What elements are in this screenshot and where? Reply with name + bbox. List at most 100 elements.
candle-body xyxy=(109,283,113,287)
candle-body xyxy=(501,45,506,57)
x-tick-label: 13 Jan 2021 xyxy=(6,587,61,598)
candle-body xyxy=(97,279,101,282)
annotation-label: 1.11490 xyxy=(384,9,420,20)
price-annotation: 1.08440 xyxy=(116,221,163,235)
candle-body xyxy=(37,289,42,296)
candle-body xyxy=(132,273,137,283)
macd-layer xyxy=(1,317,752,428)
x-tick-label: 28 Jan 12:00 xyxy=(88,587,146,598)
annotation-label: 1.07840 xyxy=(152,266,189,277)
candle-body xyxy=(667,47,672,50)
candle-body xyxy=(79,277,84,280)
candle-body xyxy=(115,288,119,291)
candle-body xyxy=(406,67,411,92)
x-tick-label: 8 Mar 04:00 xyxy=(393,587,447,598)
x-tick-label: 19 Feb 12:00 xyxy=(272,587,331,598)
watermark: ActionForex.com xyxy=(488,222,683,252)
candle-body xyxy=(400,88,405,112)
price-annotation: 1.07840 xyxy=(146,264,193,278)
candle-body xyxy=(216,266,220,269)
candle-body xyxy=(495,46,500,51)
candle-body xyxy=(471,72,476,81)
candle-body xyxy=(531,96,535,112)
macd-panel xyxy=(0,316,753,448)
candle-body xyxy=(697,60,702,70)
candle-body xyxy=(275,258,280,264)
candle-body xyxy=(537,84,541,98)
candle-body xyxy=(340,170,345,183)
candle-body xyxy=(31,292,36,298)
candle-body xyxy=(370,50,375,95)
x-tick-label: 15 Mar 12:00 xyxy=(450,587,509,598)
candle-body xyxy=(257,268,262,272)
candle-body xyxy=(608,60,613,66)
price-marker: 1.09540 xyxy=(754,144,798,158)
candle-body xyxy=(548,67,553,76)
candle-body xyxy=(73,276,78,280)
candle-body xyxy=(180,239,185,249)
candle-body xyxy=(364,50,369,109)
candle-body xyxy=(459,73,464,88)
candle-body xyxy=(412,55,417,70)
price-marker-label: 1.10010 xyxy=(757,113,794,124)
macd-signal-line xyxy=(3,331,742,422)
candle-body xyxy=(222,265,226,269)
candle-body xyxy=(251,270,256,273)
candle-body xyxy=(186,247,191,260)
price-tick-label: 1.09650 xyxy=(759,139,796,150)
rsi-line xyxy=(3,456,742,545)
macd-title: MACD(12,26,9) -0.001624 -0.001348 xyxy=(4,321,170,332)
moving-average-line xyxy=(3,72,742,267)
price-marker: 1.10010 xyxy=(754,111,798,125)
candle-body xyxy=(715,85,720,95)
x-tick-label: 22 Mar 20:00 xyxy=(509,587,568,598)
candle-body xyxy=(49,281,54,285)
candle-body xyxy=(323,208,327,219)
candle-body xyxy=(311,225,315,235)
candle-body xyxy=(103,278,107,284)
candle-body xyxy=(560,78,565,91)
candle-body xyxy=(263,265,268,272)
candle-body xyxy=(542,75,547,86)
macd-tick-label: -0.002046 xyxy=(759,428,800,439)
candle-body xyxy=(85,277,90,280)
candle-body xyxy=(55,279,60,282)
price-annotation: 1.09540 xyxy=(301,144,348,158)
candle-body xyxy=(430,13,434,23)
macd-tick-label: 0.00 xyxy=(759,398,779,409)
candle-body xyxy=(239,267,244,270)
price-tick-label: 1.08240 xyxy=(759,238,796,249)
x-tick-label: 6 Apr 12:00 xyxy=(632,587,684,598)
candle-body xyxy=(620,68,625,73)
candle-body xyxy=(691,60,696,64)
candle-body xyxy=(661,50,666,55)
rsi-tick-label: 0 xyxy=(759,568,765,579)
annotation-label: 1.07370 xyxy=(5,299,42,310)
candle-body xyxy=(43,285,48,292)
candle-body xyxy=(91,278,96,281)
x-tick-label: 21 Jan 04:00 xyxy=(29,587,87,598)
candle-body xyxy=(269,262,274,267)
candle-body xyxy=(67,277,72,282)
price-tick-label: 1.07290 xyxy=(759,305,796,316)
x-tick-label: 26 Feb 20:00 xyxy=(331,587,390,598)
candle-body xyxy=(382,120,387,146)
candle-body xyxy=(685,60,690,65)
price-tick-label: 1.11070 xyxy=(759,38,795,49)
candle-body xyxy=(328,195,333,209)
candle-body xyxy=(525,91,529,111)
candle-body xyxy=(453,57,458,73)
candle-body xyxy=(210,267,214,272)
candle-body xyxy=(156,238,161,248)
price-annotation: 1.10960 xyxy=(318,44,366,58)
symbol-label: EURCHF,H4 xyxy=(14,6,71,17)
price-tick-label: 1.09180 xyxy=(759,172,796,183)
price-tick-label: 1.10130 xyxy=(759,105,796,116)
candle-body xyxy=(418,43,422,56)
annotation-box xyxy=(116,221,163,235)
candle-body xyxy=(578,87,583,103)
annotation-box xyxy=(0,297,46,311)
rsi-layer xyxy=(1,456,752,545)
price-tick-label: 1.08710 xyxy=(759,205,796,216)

=======

STATED GOAL:
Reproduce the records above, putting "candle" wherever "candle-body" appears and changing nothing else.

EXERCISE OUTPUT:
What elements are in this screenshot and where? Reply with name + bbox. List at most 100 elements.
candle xyxy=(109,283,113,287)
candle xyxy=(501,45,506,57)
x-tick-label: 13 Jan 2021 xyxy=(6,587,61,598)
candle xyxy=(97,279,101,282)
annotation-label: 1.11490 xyxy=(384,9,420,20)
price-annotation: 1.08440 xyxy=(116,221,163,235)
candle xyxy=(37,289,42,296)
candle xyxy=(132,273,137,283)
macd-layer xyxy=(1,317,752,428)
x-tick-label: 28 Jan 12:00 xyxy=(88,587,146,598)
annotation-label: 1.07840 xyxy=(152,266,189,277)
candle xyxy=(667,47,672,50)
candle xyxy=(79,277,84,280)
candle xyxy=(115,288,119,291)
candle xyxy=(406,67,411,92)
x-tick-label: 8 Mar 04:00 xyxy=(393,587,447,598)
x-tick-label: 19 Feb 12:00 xyxy=(272,587,331,598)
watermark: ActionForex.com xyxy=(488,222,683,252)
candle xyxy=(400,88,405,112)
price-annotation: 1.07840 xyxy=(146,264,193,278)
candle xyxy=(216,266,220,269)
candle xyxy=(495,46,500,51)
candle xyxy=(471,72,476,81)
candle xyxy=(531,96,535,112)
macd-panel xyxy=(0,316,753,448)
candle xyxy=(697,60,702,70)
candle xyxy=(275,258,280,264)
candle xyxy=(537,84,541,98)
candle xyxy=(340,170,345,183)
candle xyxy=(31,292,36,298)
candle xyxy=(370,50,375,95)
x-tick-label: 15 Mar 12:00 xyxy=(450,587,509,598)
candle xyxy=(257,268,262,272)
candle xyxy=(608,60,613,66)
price-marker: 1.09540 xyxy=(754,144,798,158)
candle xyxy=(548,67,553,76)
candle xyxy=(73,276,78,280)
candle xyxy=(180,239,185,249)
candle xyxy=(364,50,369,109)
candle xyxy=(459,73,464,88)
candle xyxy=(412,55,417,70)
price-marker-label: 1.10010 xyxy=(757,113,794,124)
macd-signal-line xyxy=(3,331,742,422)
candle xyxy=(222,265,226,269)
candle xyxy=(251,270,256,273)
candle xyxy=(186,247,191,260)
price-tick-label: 1.09650 xyxy=(759,139,796,150)
rsi-line xyxy=(3,456,742,545)
macd-title: MACD(12,26,9) -0.001624 -0.001348 xyxy=(4,321,170,332)
moving-average-line xyxy=(3,72,742,267)
price-marker: 1.10010 xyxy=(754,111,798,125)
candle xyxy=(715,85,720,95)
x-tick-label: 22 Mar 20:00 xyxy=(509,587,568,598)
candle xyxy=(49,281,54,285)
candle xyxy=(323,208,327,219)
candle xyxy=(311,225,315,235)
candle xyxy=(103,278,107,284)
candle xyxy=(560,78,565,91)
candle xyxy=(263,265,268,272)
candle xyxy=(542,75,547,86)
macd-tick-label: -0.002046 xyxy=(759,428,800,439)
candle xyxy=(85,277,90,280)
candle xyxy=(55,279,60,282)
price-annotation: 1.09540 xyxy=(301,144,348,158)
candle xyxy=(430,13,434,23)
macd-tick-label: 0.00 xyxy=(759,398,779,409)
candle xyxy=(239,267,244,270)
price-tick-label: 1.08240 xyxy=(759,238,796,249)
x-tick-label: 6 Apr 12:00 xyxy=(632,587,684,598)
candle xyxy=(620,68,625,73)
candle xyxy=(691,60,696,64)
candle xyxy=(661,50,666,55)
rsi-tick-label: 0 xyxy=(759,568,765,579)
annotation-label: 1.07370 xyxy=(5,299,42,310)
candle xyxy=(43,285,48,292)
candle xyxy=(91,278,96,281)
x-tick-label: 21 Jan 04:00 xyxy=(29,587,87,598)
candle xyxy=(269,262,274,267)
candle xyxy=(67,277,72,282)
price-tick-label: 1.07290 xyxy=(759,305,796,316)
x-tick-label: 26 Feb 20:00 xyxy=(331,587,390,598)
candle xyxy=(382,120,387,146)
candle xyxy=(685,60,690,65)
price-tick-label: 1.11070 xyxy=(759,38,795,49)
candle xyxy=(328,195,333,209)
candle xyxy=(525,91,529,111)
candle xyxy=(453,57,458,73)
candle xyxy=(210,267,214,272)
candle xyxy=(156,238,161,248)
price-annotation: 1.10960 xyxy=(318,44,366,58)
symbol-label: EURCHF,H4 xyxy=(14,6,71,17)
price-tick-label: 1.09180 xyxy=(759,172,796,183)
price-tick-label: 1.10130 xyxy=(759,105,796,116)
candle xyxy=(418,43,422,56)
annotation-box xyxy=(116,221,163,235)
candle xyxy=(578,87,583,103)
annotation-box xyxy=(0,297,46,311)
rsi-layer xyxy=(1,456,752,545)
price-tick-label: 1.08710 xyxy=(759,205,796,216)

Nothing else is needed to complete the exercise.